▶ [Records supplied]
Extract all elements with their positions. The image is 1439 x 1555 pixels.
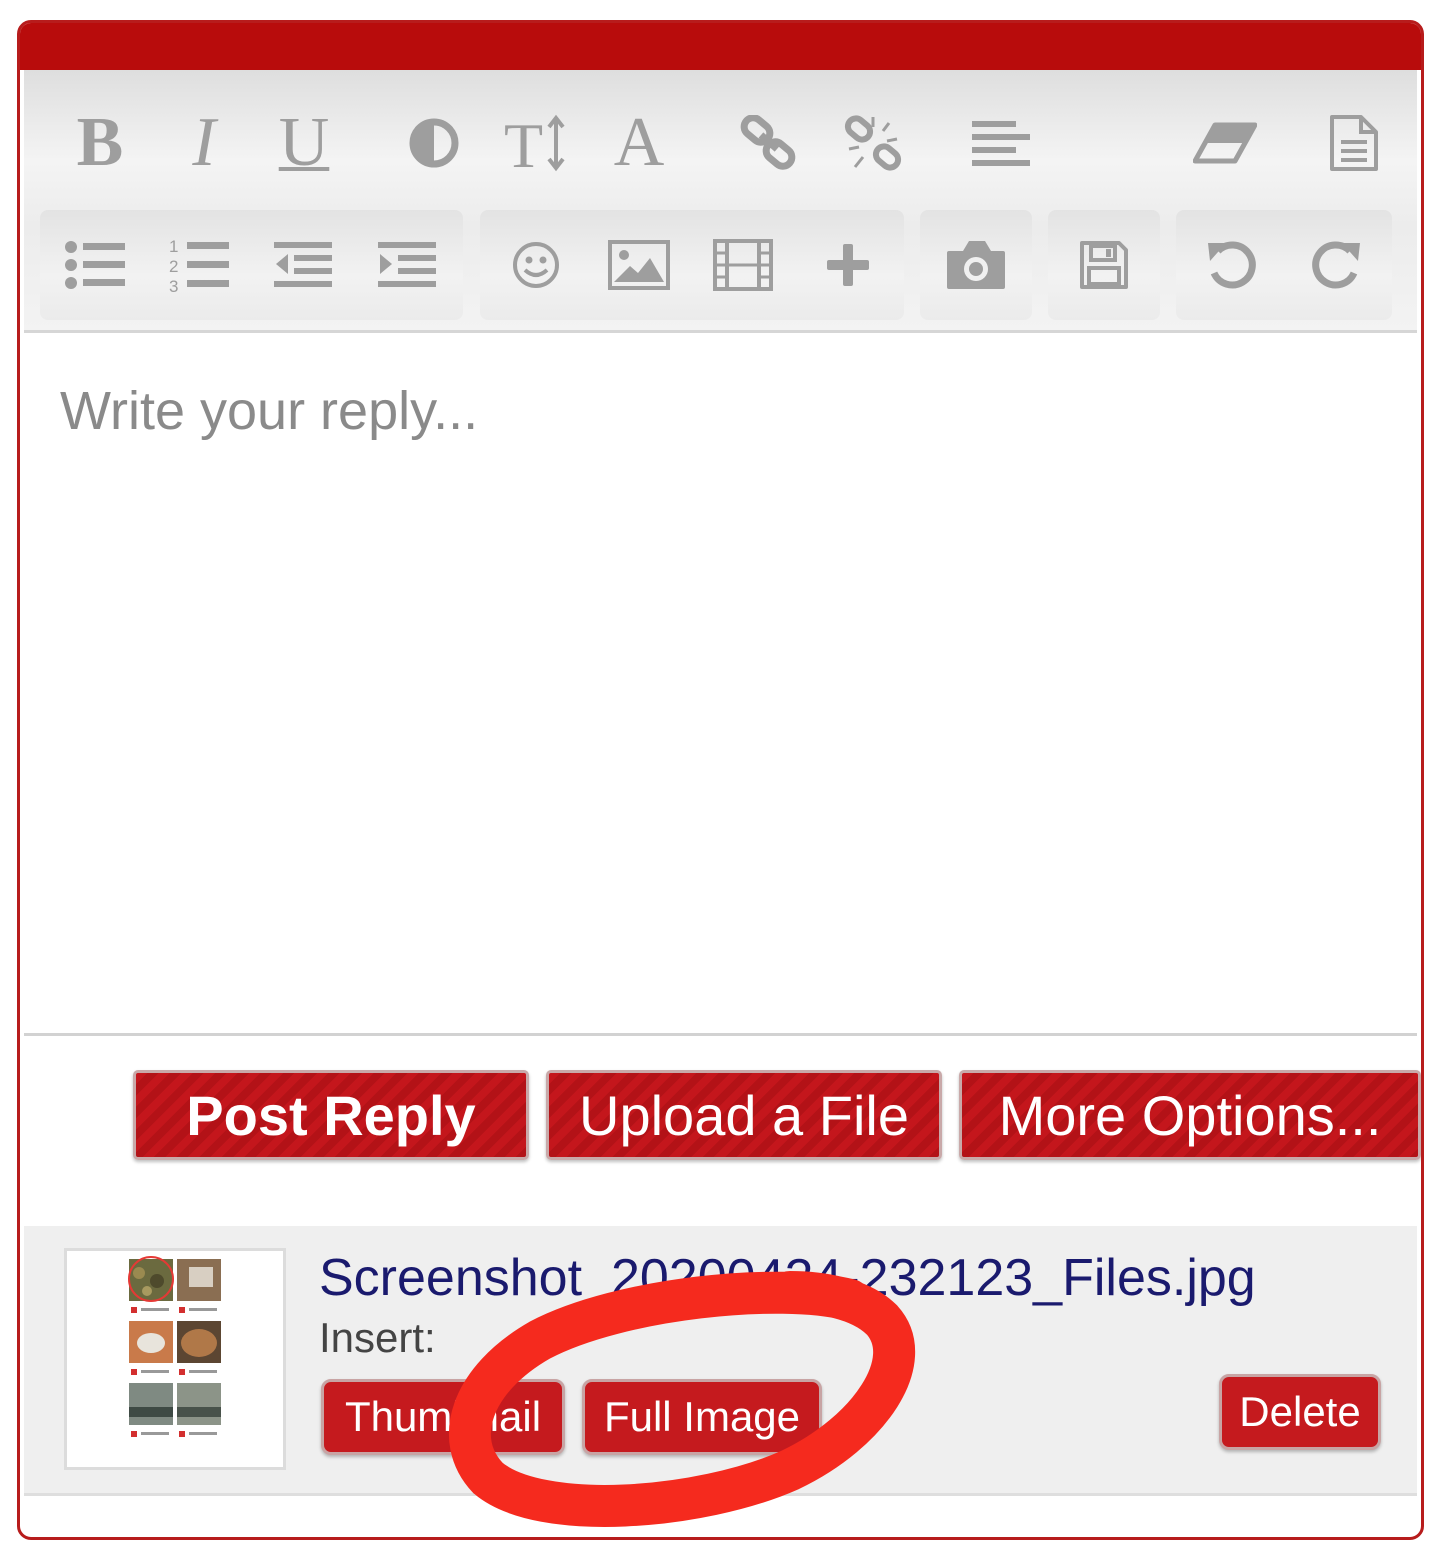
upload-file-button[interactable]: Upload a File — [546, 1070, 942, 1160]
bold-button[interactable]: B — [70, 103, 130, 181]
font-icon: A — [613, 103, 665, 181]
svg-text:2: 2 — [169, 257, 178, 276]
indent-button[interactable] — [376, 235, 438, 295]
reply-form: B I U T A 1 2 3 Write your reply... Post… — [17, 20, 1424, 1540]
toolbar-group-history — [1176, 210, 1392, 320]
attachment-row: Screenshot_20200424-232123_Files.jpg Ins… — [24, 1226, 1417, 1496]
camera-button[interactable] — [944, 235, 1008, 295]
reply-editor[interactable]: Write your reply... — [24, 336, 1417, 1036]
align-button[interactable] — [968, 110, 1034, 175]
document-icon — [1330, 114, 1378, 171]
underline-button[interactable]: U — [274, 103, 334, 181]
bullet-list-icon — [65, 241, 125, 289]
screenshot-thumbnail-image — [127, 1256, 223, 1457]
attachment-file-link[interactable]: Screenshot_20200424-232123_Files.jpg — [319, 1248, 1256, 1308]
undo-icon — [1208, 241, 1256, 289]
italic-icon: I — [192, 103, 216, 181]
camera-icon — [947, 241, 1005, 289]
color-contrast-button[interactable] — [404, 110, 464, 175]
link-icon — [740, 114, 796, 170]
outdent-icon — [274, 242, 332, 287]
redo-icon — [1312, 241, 1360, 289]
form-header-bar — [20, 23, 1421, 70]
font-size-icon: T — [504, 113, 565, 173]
toolbar-group-insert — [480, 210, 904, 320]
italic-button[interactable]: I — [174, 103, 234, 181]
unlink-icon — [844, 114, 902, 171]
toolbar-row-formatting: B I U T A — [24, 70, 1417, 210]
bulleted-list-button[interactable] — [64, 235, 126, 295]
insert-full-image-button[interactable]: Full Image — [582, 1379, 822, 1455]
insert-link-button[interactable] — [736, 110, 802, 175]
delete-attachment-button[interactable]: Delete — [1219, 1374, 1381, 1450]
svg-text:3: 3 — [169, 277, 178, 294]
remove-link-button[interactable] — [840, 110, 906, 175]
outdent-button[interactable] — [272, 235, 334, 295]
bold-icon: B — [76, 103, 124, 181]
source-button[interactable] — [1324, 110, 1384, 175]
insert-image-button[interactable] — [606, 235, 672, 295]
insert-label: Insert: — [319, 1314, 436, 1361]
film-icon — [713, 239, 773, 291]
more-options-button[interactable]: More Options... — [959, 1070, 1421, 1160]
align-icon — [972, 120, 1030, 166]
underline-icon: U — [278, 103, 330, 181]
insert-thumbnail-button[interactable]: Thumbnail — [321, 1379, 565, 1455]
editor-toolbar: B I U T A 1 2 3 — [24, 70, 1417, 333]
toolbar-group-camera — [920, 210, 1032, 320]
attachment-thumbnail[interactable] — [64, 1248, 286, 1470]
insert-media-button[interactable] — [710, 235, 776, 295]
font-button[interactable]: A — [609, 103, 669, 181]
eraser-icon — [1193, 122, 1257, 163]
save-draft-button[interactable] — [1074, 235, 1134, 295]
toolbar-group-drafts — [1048, 210, 1160, 320]
post-reply-button[interactable]: Post Reply — [133, 1070, 529, 1160]
smilies-button[interactable] — [506, 235, 566, 295]
font-size-button[interactable]: T — [504, 110, 570, 175]
svg-text:1: 1 — [169, 237, 178, 256]
indent-icon — [378, 242, 436, 287]
image-icon — [608, 240, 670, 290]
remove-format-button[interactable] — [1190, 110, 1260, 175]
editor-placeholder: Write your reply... — [60, 381, 479, 441]
redo-button[interactable] — [1306, 235, 1366, 295]
smiley-icon — [513, 242, 559, 288]
floppy-icon — [1080, 241, 1128, 289]
numbered-list-icon: 1 2 3 — [169, 237, 229, 294]
insert-more-button[interactable] — [820, 235, 876, 295]
plus-icon — [827, 244, 869, 286]
svg-text:T: T — [504, 113, 543, 173]
contrast-icon — [409, 118, 459, 167]
undo-button[interactable] — [1202, 235, 1262, 295]
toolbar-group-lists: 1 2 3 — [40, 210, 463, 320]
numbered-list-button[interactable]: 1 2 3 — [168, 235, 230, 295]
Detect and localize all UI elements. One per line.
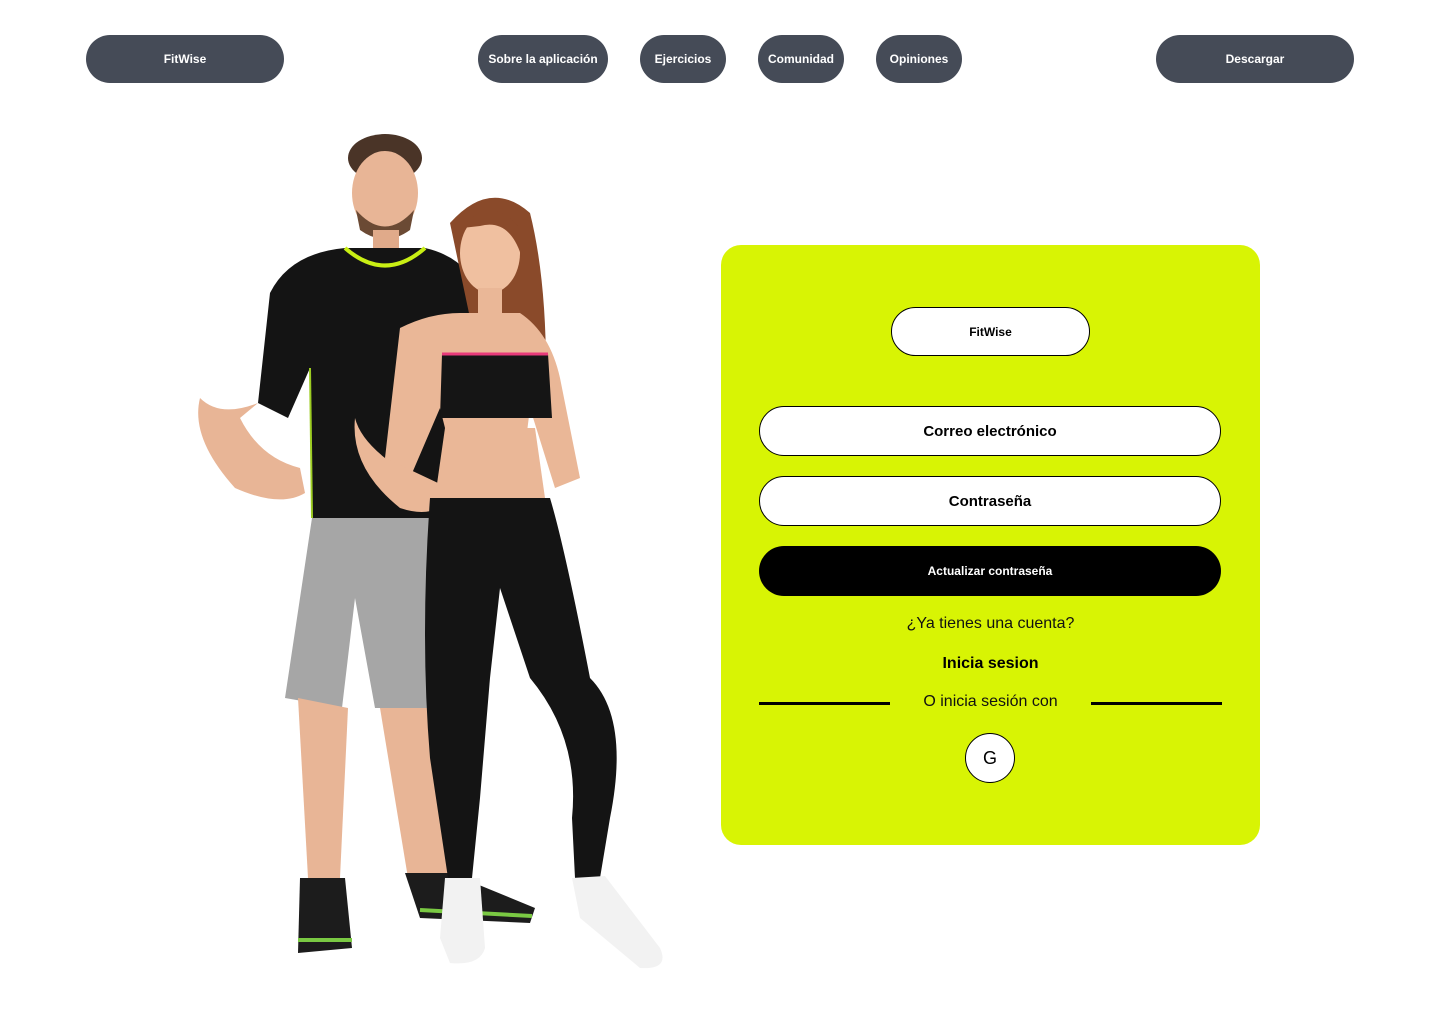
email-field[interactable] xyxy=(759,406,1221,456)
google-login-button[interactable]: G xyxy=(965,733,1015,783)
nav-exercises-button[interactable]: Ejercicios xyxy=(640,35,726,83)
brand-button[interactable]: FitWise xyxy=(86,35,284,83)
password-field[interactable] xyxy=(759,476,1221,526)
divider-line-right xyxy=(1091,702,1222,705)
update-password-card: FitWise Actualizar contraseña ¿Ya tienes… xyxy=(721,245,1260,845)
hero-fitness-couple-image xyxy=(198,134,663,969)
nav-reviews-button[interactable]: Opiniones xyxy=(876,35,962,83)
nav-about-button[interactable]: Sobre la aplicación xyxy=(478,35,608,83)
nav-community-button[interactable]: Comunidad xyxy=(758,35,844,83)
have-account-question: ¿Ya tienes una cuenta? xyxy=(906,615,1075,632)
login-link[interactable]: Inicia sesion xyxy=(721,655,1260,673)
update-password-button[interactable]: Actualizar contraseña xyxy=(759,546,1221,596)
download-button[interactable]: Descargar xyxy=(1156,35,1354,83)
card-logo-badge: FitWise xyxy=(891,307,1090,356)
google-icon: G xyxy=(982,747,997,768)
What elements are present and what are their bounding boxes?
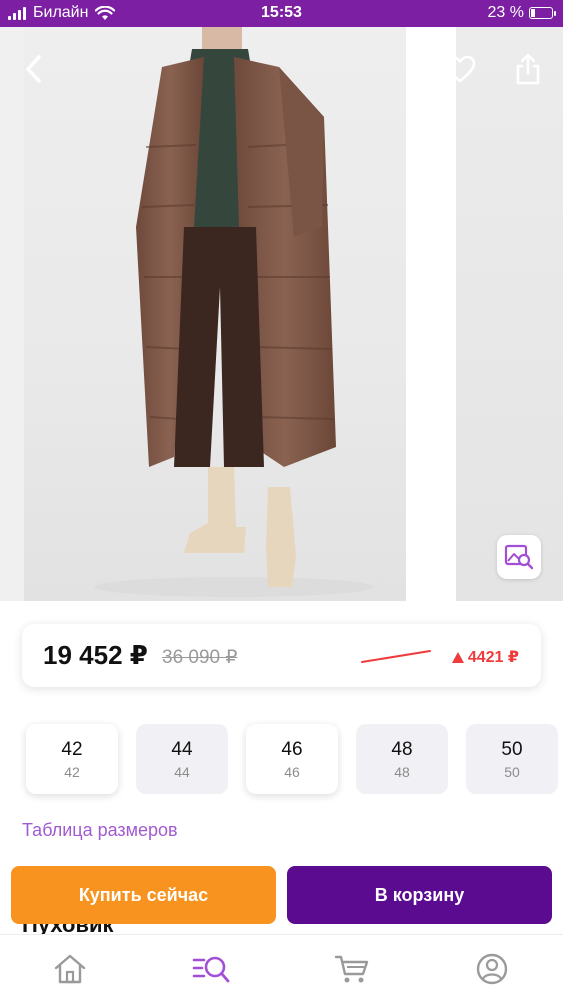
price-trend-line [361, 650, 431, 663]
price-card: 19 452 ₽ 36 090 ₽ 4421 ₽ [22, 624, 541, 687]
size-option[interactable]: 44 44 [136, 724, 228, 794]
profile-icon [476, 953, 508, 985]
size-option[interactable]: 50 50 [466, 724, 558, 794]
action-bar: Купить сейчас В корзину [0, 866, 563, 930]
next-product-photo[interactable] [456, 27, 563, 601]
tab-profile[interactable] [472, 951, 512, 987]
current-price: 19 452 ₽ [43, 640, 148, 670]
size-ru: 42 [61, 738, 83, 760]
tab-home[interactable] [50, 951, 90, 987]
price-change: 4421 ₽ [451, 647, 519, 667]
back-button[interactable] [14, 49, 54, 89]
tab-catalog[interactable] [191, 951, 231, 987]
chevron-left-icon [26, 55, 41, 83]
size-ru: 50 [501, 738, 523, 760]
size-selector: 42 42 44 44 46 46 48 48 50 50 [26, 724, 558, 794]
catalog-search-icon [192, 956, 230, 983]
image-search-icon [504, 544, 534, 570]
battery-icon [529, 7, 556, 19]
size-eu: 50 [504, 763, 520, 780]
photo-search-button[interactable] [497, 535, 541, 579]
add-to-cart-button[interactable]: В корзину [287, 866, 552, 924]
size-option[interactable]: 48 48 [356, 724, 448, 794]
bottom-navigation [0, 934, 563, 1000]
product-gallery[interactable] [0, 27, 563, 601]
share-button[interactable] [508, 49, 548, 89]
size-ru: 48 [391, 738, 413, 760]
size-eu: 44 [174, 763, 190, 780]
old-price: 36 090 ₽ [162, 647, 238, 668]
coat-illustration [94, 27, 374, 597]
gallery-gap [406, 27, 456, 601]
size-option[interactable]: 42 42 [26, 724, 118, 794]
size-table-link[interactable]: Таблица размеров [22, 820, 178, 841]
status-bar: Билайн 15:53 23 % [0, 0, 563, 27]
heart-outline-icon [444, 55, 476, 83]
home-icon [54, 954, 86, 984]
size-ru: 44 [171, 738, 193, 760]
price-change-value: 4421 ₽ [467, 649, 519, 666]
size-eu: 46 [284, 763, 300, 780]
triangle-up-icon [451, 651, 464, 663]
share-icon [516, 53, 540, 85]
status-right: 23 % [487, 4, 556, 22]
buy-now-button[interactable]: Купить сейчас [11, 866, 276, 924]
size-option[interactable]: 46 46 [246, 724, 338, 794]
battery-percent: 23 % [487, 4, 524, 21]
cart-icon [334, 955, 369, 983]
size-eu: 42 [64, 763, 80, 780]
status-time: 15:53 [261, 4, 302, 21]
tab-cart[interactable] [332, 951, 372, 987]
favorite-button[interactable] [440, 49, 480, 89]
size-ru: 46 [281, 738, 303, 760]
product-photo[interactable] [24, 27, 406, 601]
size-eu: 48 [394, 763, 410, 780]
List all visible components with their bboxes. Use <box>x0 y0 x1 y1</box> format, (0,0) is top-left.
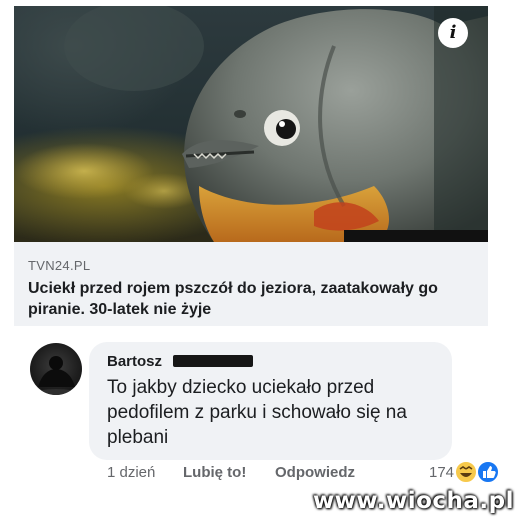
reply-button[interactable]: Odpowiedz <box>275 464 355 481</box>
avatar-photo <box>36 356 76 395</box>
article-image[interactable]: i <box>14 6 488 242</box>
reactions[interactable] <box>454 459 502 485</box>
comment-author[interactable]: Bartosz <box>107 353 162 370</box>
piranha-photo <box>14 6 488 242</box>
avatar[interactable] <box>30 343 82 395</box>
link-preview-card[interactable]: i TVN24.PL Uciekł przed rojem pszczół do… <box>14 6 488 326</box>
article-headline[interactable]: Uciekł przed rojem pszczół do jeziora, z… <box>28 278 478 320</box>
link-source: TVN24.PL <box>28 258 91 273</box>
reaction-count[interactable]: 174 <box>429 464 454 481</box>
haha-emoji-icon <box>454 460 478 484</box>
like-button[interactable]: Lubię to! <box>183 464 246 481</box>
comment-time[interactable]: 1 dzień <box>107 464 155 481</box>
like-thumb-icon <box>476 460 500 484</box>
info-icon[interactable]: i <box>438 18 468 48</box>
link-preview-text[interactable]: TVN24.PL Uciekł przed rojem pszczół do j… <box>14 244 488 326</box>
redacted-surname <box>173 355 253 367</box>
watermark: www.wiocha.pl <box>312 488 514 514</box>
comment-bubble: Bartosz To jakby dziecko uciekało przed … <box>89 342 452 460</box>
comment-text: To jakby dziecko uciekało przed pedofile… <box>107 377 407 448</box>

▶ [What is needed]
Reproduce everything in the listing from the line containing "reply-button[interactable]: Odpowiedz <box>275" down to the line containing "like-button[interactable]: Lubię to!", both included, with each line unchanged.

▶ [Answer]
reply-button[interactable]: Odpowiedz <box>275 464 355 481</box>
avatar-photo <box>36 356 76 395</box>
article-image[interactable]: i <box>14 6 488 242</box>
reactions[interactable] <box>454 459 502 485</box>
comment-author[interactable]: Bartosz <box>107 353 162 370</box>
piranha-photo <box>14 6 488 242</box>
avatar[interactable] <box>30 343 82 395</box>
link-preview-card[interactable]: i TVN24.PL Uciekł przed rojem pszczół do… <box>14 6 488 326</box>
article-headline[interactable]: Uciekł przed rojem pszczół do jeziora, z… <box>28 278 478 320</box>
link-source: TVN24.PL <box>28 258 91 273</box>
reaction-count[interactable]: 174 <box>429 464 454 481</box>
haha-emoji-icon <box>454 460 478 484</box>
like-button[interactable]: Lubię to! <box>183 464 246 481</box>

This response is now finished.